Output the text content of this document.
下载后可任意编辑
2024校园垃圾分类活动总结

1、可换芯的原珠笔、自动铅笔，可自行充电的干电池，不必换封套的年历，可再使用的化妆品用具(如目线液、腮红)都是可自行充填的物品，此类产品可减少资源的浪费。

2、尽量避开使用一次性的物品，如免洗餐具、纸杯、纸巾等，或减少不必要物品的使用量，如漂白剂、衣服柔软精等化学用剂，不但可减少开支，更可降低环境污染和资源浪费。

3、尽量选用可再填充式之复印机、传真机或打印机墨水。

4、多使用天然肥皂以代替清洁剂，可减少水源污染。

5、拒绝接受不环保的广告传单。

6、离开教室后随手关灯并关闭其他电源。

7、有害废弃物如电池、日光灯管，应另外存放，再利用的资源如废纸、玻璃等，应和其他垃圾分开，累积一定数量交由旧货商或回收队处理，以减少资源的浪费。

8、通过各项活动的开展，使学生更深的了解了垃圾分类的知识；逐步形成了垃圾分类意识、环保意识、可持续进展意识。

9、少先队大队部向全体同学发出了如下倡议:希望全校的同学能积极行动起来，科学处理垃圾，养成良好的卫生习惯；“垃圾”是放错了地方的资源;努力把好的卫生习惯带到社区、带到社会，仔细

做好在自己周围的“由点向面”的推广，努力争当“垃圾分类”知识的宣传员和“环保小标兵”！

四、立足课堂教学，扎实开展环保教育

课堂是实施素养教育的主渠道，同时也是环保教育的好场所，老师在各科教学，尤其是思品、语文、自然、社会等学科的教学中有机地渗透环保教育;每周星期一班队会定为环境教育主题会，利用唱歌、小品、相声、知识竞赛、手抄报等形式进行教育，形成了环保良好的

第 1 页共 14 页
○ ○ ○ ○ ○
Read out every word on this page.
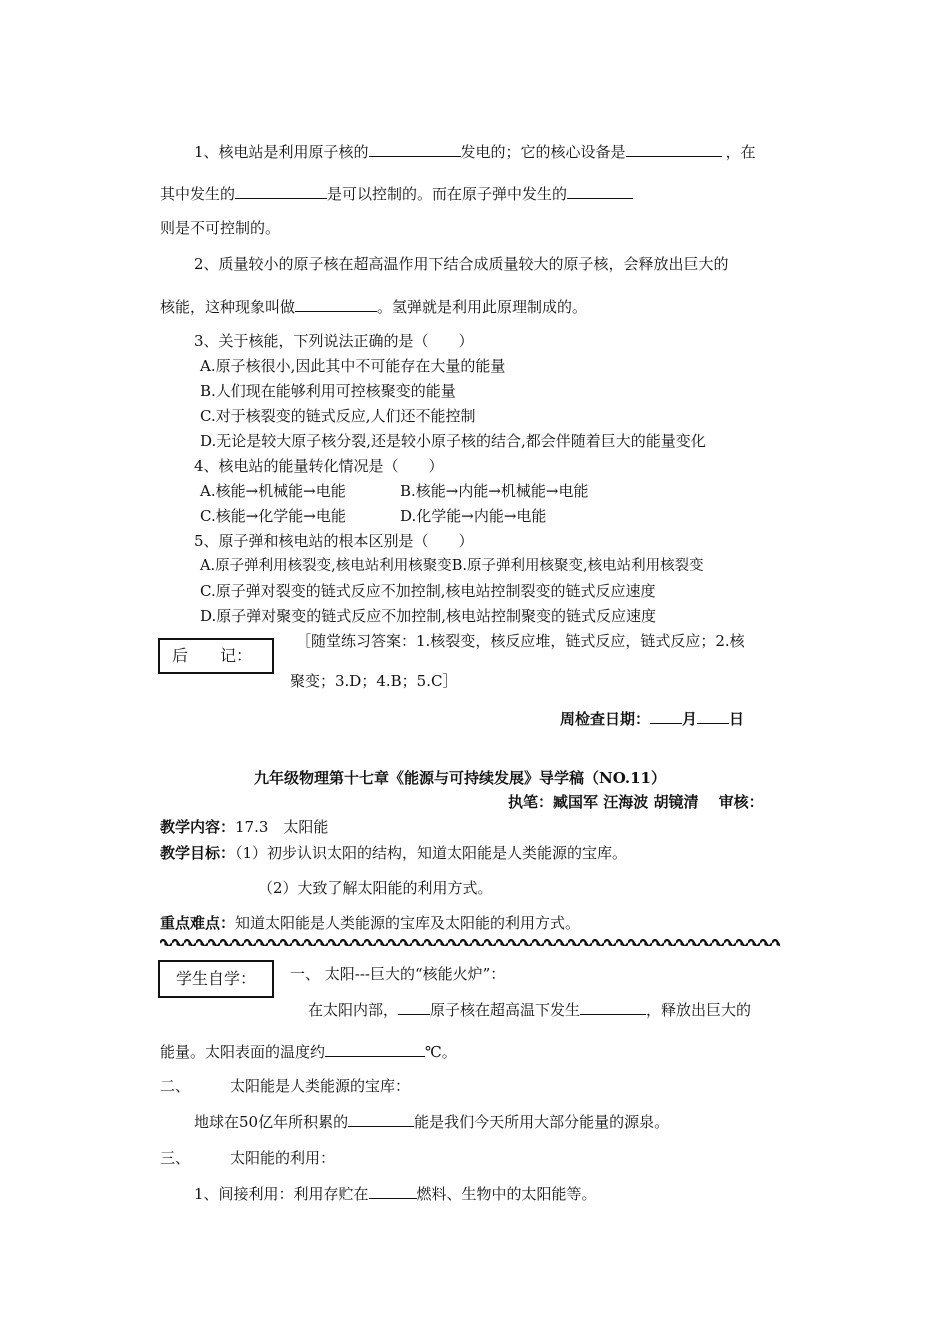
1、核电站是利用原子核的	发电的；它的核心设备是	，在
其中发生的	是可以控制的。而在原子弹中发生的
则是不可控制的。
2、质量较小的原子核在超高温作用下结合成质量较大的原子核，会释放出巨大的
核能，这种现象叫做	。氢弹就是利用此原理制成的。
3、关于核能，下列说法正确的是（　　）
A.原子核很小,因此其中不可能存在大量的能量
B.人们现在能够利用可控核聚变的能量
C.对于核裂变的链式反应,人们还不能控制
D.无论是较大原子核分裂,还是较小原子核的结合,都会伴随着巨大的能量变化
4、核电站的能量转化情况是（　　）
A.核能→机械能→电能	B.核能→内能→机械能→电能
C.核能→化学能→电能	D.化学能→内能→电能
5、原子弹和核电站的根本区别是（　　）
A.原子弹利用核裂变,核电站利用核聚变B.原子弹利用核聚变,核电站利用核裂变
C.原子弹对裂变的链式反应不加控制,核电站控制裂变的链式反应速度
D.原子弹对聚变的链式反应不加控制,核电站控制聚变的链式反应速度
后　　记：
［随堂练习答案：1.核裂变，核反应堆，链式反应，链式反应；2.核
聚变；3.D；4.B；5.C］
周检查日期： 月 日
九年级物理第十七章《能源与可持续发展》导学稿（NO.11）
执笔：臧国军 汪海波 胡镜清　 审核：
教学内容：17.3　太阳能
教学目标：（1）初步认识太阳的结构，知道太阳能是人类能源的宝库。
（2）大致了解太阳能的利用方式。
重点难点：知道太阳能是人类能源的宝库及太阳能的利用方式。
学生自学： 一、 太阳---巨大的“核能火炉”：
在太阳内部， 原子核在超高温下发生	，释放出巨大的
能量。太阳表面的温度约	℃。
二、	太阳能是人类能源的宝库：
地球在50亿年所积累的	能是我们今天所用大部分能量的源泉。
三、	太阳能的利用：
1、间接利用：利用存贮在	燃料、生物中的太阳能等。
○ ○ ○ ○ ○
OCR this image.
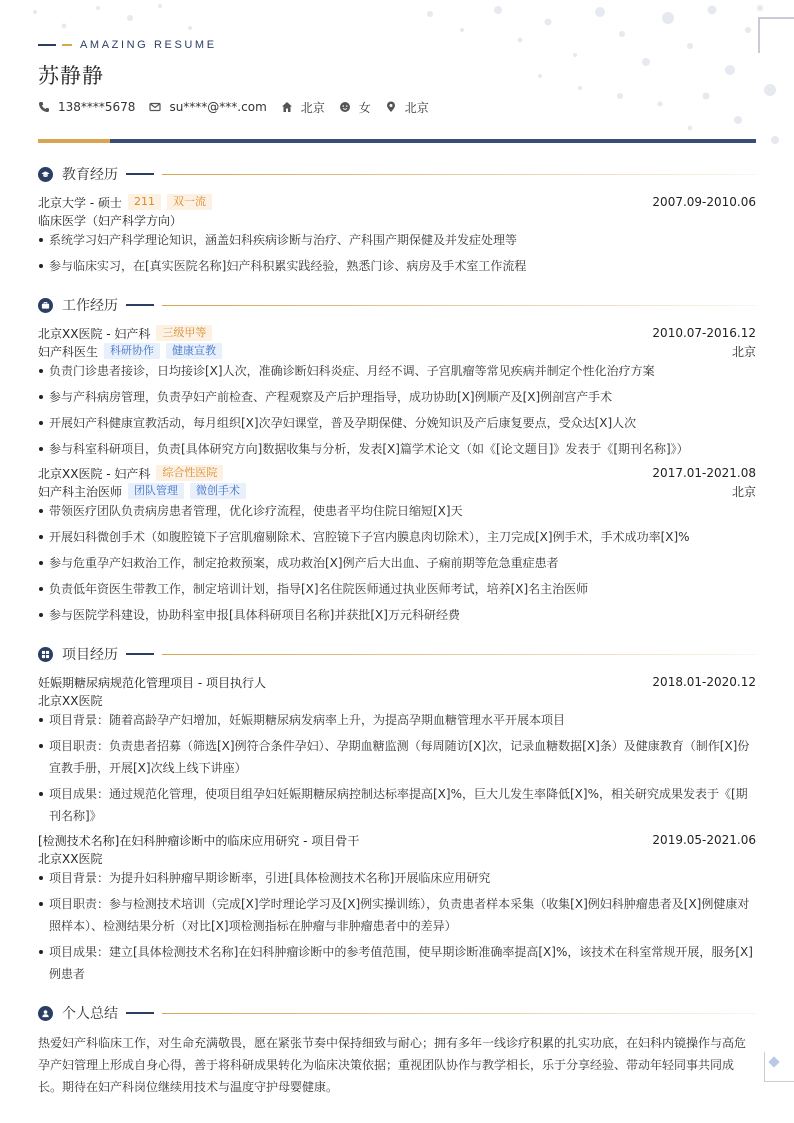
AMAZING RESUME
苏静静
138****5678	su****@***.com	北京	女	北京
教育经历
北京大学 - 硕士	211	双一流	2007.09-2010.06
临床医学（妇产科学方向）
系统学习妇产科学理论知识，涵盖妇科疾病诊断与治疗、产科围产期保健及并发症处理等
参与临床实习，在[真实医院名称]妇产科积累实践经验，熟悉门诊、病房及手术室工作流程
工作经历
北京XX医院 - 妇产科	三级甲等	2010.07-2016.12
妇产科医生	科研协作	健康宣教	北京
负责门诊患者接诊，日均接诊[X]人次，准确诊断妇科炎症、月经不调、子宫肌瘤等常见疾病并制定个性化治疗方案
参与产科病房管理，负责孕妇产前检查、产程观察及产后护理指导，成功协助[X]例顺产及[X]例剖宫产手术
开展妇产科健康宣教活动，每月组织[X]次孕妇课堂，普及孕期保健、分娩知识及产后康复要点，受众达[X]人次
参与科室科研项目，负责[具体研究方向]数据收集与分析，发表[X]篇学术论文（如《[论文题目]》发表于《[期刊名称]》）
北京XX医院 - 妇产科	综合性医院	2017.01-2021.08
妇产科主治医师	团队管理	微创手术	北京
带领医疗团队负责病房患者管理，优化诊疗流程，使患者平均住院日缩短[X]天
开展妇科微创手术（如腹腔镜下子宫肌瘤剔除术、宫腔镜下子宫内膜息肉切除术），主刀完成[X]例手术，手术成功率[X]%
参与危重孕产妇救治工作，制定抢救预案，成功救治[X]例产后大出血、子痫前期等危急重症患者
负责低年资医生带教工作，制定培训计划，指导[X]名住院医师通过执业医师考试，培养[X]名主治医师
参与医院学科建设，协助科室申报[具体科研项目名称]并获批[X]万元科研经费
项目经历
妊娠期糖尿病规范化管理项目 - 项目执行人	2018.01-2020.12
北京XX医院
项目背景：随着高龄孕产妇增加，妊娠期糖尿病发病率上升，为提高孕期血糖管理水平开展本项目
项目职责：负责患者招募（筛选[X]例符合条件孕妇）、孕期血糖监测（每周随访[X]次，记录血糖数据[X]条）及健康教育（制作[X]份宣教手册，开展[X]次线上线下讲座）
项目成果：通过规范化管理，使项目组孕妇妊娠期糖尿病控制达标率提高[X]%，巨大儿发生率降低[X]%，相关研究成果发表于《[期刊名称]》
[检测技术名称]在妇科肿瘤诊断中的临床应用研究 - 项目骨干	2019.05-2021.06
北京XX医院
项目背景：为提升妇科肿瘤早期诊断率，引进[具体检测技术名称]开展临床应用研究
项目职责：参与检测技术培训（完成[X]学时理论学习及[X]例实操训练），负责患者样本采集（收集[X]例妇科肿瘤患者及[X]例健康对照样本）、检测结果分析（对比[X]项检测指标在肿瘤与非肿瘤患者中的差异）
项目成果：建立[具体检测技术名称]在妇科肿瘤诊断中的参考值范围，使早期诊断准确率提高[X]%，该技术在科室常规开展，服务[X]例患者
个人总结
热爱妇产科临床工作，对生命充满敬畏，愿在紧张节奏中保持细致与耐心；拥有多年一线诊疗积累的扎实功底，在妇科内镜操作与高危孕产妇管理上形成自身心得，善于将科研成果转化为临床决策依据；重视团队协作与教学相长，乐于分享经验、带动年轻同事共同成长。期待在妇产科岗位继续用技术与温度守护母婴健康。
○ ○ ○ ○ ○
WHAT YOU WILL DO
Count the lines above that contain the word "this", and give only that number.

RESULT
3